* _PROMPT_: Extract each line bearing the word "Search".

* _LISTING_:
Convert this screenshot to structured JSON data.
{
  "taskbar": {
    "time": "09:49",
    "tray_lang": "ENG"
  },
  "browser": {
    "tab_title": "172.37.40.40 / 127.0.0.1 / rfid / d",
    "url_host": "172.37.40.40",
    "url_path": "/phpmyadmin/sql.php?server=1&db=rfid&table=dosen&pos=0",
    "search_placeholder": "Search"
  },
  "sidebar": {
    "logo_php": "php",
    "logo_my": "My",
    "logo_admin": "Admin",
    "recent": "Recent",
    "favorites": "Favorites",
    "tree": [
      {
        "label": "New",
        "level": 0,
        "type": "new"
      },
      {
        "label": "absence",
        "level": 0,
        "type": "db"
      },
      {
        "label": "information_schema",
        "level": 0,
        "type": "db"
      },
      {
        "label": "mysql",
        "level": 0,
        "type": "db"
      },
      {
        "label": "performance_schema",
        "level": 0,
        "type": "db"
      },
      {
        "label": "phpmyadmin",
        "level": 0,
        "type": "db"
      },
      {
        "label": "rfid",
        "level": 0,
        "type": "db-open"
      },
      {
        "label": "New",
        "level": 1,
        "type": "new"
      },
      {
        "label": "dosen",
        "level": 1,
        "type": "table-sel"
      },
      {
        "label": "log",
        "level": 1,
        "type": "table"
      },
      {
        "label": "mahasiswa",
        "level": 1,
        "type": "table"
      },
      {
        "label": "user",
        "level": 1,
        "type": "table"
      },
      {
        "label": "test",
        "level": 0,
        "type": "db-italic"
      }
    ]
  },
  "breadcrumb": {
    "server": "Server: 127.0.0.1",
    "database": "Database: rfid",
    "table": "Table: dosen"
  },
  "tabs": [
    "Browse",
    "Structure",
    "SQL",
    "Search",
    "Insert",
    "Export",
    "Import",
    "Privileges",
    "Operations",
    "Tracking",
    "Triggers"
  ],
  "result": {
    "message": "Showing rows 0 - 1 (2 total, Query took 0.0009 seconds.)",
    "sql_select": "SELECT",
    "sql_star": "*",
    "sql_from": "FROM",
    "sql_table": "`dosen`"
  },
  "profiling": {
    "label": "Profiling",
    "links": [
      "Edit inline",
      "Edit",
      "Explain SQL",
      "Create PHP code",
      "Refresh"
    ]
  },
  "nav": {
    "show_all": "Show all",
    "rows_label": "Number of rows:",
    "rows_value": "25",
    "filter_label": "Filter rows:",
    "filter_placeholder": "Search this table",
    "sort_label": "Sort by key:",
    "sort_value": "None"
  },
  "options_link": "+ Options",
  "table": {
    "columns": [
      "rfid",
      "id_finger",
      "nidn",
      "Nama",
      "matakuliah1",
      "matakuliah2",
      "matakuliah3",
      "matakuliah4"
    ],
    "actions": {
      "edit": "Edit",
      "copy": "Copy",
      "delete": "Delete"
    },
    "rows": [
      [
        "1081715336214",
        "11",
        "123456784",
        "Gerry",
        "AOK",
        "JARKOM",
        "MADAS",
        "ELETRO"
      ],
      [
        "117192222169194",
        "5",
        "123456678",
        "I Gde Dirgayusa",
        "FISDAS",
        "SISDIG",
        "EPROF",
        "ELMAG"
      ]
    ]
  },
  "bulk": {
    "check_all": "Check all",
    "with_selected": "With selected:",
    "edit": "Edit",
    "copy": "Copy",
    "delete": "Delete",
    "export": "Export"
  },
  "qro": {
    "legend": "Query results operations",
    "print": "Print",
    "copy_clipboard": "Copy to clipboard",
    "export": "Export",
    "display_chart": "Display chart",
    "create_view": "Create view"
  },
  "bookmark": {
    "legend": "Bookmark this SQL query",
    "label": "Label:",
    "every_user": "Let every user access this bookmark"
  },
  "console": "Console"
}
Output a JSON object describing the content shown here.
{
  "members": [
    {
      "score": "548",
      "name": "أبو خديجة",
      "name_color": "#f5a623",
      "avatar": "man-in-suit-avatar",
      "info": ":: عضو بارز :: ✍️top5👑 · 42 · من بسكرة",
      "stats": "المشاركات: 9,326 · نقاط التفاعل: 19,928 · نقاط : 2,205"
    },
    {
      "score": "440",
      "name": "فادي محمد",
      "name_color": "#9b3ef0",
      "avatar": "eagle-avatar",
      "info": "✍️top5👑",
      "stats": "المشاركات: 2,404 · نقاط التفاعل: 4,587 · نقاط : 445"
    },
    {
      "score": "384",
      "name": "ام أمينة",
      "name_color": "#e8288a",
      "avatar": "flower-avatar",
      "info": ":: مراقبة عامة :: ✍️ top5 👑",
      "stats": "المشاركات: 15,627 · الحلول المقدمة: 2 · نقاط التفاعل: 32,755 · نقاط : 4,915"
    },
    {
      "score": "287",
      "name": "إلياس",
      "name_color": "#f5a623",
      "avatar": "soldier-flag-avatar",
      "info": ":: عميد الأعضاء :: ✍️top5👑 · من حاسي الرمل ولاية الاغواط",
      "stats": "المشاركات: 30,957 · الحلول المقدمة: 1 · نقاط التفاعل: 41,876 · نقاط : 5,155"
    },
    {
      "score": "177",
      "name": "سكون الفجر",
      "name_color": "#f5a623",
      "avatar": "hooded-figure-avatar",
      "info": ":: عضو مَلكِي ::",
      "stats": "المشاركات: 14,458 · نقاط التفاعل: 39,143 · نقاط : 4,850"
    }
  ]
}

* _SOLUTION FOR THIS EXERCISE_:
    "search_placeholder": "Search"
    "Search",
    "filter_placeholder": "Search this table",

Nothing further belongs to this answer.